[TASK BRIEF]
Isolate every line in the data with the string "name" and copy it.

Stored items
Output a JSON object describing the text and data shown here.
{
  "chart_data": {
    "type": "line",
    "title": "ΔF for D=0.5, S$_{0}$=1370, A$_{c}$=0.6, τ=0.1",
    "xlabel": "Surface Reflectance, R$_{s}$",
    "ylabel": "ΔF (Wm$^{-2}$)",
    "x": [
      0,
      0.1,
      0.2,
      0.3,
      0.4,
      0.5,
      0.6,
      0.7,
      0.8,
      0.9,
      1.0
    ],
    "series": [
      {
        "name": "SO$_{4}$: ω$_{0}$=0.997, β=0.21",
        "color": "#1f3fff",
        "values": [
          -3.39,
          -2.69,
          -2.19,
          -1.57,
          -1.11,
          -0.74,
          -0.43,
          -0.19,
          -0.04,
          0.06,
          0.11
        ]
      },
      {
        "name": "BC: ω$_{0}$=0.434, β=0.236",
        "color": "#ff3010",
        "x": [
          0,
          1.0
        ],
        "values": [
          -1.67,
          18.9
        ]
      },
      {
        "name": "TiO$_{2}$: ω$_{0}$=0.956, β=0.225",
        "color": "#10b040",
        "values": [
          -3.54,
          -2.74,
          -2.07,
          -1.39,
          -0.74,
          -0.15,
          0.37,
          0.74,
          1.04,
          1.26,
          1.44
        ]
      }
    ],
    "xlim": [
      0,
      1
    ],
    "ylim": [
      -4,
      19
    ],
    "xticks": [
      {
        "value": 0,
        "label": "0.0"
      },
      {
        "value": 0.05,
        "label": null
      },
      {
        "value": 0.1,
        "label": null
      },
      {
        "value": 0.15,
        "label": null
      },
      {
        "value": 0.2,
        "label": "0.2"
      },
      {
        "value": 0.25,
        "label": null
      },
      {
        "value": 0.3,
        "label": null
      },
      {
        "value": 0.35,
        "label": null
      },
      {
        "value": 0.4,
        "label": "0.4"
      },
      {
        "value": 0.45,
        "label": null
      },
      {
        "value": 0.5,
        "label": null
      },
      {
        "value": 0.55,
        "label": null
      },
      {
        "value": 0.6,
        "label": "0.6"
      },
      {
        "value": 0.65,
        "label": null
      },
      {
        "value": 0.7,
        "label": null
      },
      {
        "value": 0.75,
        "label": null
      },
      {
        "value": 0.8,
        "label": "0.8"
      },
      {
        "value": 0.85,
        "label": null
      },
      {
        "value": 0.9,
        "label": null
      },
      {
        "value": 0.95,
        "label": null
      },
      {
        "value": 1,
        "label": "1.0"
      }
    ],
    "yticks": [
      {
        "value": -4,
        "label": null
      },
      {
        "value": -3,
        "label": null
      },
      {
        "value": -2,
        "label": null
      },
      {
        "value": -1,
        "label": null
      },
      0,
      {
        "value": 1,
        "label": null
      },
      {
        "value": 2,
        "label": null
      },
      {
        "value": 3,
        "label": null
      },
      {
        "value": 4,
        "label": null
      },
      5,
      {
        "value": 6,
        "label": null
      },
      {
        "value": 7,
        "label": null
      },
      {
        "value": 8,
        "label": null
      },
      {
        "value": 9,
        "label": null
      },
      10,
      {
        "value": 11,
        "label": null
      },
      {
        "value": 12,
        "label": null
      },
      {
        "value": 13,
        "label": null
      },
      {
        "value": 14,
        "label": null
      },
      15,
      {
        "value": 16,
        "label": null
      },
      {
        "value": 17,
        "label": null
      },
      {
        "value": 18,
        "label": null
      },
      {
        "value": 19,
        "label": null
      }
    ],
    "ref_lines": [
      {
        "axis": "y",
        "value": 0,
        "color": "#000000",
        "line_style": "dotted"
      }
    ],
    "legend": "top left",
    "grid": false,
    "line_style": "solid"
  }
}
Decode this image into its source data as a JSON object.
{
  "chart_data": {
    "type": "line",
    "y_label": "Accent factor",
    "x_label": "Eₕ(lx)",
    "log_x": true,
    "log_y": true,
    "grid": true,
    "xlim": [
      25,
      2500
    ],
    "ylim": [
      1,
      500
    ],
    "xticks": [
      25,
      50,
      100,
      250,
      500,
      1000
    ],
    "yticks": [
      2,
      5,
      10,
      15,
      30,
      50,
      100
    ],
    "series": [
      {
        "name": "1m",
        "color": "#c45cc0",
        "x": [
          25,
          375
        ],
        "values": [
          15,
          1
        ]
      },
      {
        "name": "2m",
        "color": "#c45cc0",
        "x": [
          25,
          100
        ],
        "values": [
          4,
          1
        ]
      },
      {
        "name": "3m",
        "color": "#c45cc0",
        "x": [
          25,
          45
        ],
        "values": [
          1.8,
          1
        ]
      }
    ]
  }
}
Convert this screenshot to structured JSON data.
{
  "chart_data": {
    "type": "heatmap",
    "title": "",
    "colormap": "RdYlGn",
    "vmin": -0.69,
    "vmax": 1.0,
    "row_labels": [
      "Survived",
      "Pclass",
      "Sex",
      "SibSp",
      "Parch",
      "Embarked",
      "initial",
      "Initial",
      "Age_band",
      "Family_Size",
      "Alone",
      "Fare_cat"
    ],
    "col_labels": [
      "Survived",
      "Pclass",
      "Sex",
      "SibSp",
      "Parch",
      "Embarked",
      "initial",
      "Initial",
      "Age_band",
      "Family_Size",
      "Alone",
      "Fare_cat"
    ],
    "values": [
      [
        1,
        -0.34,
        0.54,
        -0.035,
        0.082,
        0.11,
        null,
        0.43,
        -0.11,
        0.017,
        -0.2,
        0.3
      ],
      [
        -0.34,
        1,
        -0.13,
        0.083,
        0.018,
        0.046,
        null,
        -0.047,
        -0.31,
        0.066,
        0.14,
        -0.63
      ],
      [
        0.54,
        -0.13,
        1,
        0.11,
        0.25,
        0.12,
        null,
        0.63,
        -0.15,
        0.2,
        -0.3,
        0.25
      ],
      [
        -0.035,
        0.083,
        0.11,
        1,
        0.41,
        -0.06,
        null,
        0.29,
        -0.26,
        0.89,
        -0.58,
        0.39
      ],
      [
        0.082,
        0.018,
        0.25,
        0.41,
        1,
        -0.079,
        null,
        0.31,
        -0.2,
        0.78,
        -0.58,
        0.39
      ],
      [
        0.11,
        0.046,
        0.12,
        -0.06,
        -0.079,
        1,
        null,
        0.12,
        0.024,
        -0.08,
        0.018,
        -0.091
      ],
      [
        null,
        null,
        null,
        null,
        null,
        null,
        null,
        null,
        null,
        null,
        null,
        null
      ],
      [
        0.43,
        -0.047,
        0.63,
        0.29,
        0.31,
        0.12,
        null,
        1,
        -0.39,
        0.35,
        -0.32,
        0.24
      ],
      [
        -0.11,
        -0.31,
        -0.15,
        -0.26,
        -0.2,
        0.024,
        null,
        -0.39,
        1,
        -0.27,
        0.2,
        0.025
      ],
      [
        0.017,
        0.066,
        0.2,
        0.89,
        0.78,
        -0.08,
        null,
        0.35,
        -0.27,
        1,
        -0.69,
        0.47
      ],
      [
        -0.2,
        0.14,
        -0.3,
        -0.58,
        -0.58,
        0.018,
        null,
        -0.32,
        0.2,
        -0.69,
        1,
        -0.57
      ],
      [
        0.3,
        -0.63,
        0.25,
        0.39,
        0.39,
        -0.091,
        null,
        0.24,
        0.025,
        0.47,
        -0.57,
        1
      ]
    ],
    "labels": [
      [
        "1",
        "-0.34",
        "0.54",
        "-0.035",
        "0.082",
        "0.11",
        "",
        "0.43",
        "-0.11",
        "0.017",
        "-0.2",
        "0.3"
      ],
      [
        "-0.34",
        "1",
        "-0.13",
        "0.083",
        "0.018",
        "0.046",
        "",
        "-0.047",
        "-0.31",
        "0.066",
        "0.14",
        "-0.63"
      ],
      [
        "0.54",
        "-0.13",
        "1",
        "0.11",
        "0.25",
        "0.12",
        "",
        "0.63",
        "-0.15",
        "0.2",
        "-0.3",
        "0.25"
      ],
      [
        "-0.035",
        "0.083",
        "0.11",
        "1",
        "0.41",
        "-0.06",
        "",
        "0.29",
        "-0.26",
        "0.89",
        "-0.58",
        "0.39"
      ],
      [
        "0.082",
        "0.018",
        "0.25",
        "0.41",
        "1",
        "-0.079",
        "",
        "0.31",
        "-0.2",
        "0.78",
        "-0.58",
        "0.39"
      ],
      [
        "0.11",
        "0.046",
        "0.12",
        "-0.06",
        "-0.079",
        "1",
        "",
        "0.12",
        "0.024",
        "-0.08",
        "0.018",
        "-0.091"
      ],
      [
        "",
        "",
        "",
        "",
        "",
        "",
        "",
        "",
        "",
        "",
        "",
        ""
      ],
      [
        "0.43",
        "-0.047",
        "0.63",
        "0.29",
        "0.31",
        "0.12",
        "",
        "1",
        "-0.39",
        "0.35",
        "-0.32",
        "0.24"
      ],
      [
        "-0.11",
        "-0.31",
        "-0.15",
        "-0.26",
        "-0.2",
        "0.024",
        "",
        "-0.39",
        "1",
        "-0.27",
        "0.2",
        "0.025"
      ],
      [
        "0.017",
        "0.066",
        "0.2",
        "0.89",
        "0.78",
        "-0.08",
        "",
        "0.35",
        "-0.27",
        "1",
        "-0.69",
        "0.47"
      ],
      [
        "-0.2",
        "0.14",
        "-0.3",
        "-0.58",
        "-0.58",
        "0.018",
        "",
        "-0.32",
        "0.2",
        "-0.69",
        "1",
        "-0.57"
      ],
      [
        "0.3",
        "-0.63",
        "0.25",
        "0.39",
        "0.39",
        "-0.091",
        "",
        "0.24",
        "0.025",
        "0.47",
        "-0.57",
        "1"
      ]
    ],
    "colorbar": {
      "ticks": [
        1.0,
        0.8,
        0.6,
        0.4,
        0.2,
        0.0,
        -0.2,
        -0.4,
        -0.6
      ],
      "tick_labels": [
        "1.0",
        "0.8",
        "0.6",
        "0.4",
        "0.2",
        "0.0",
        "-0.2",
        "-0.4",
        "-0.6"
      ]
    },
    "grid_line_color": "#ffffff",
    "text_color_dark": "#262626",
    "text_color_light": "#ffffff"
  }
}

[RESULT OF THIS EXERCISE]
        "name": "SO$_{4}$: ω$_{0}$=0.997, β=0.21",
        "name": "BC: ω$_{0}$=0.434, β=0.236",
        "name": "TiO$_{2}$: ω$_{0}$=0.956, β=0.225",
        "name": "1m",
        "name": "2m",
        "name": "3m",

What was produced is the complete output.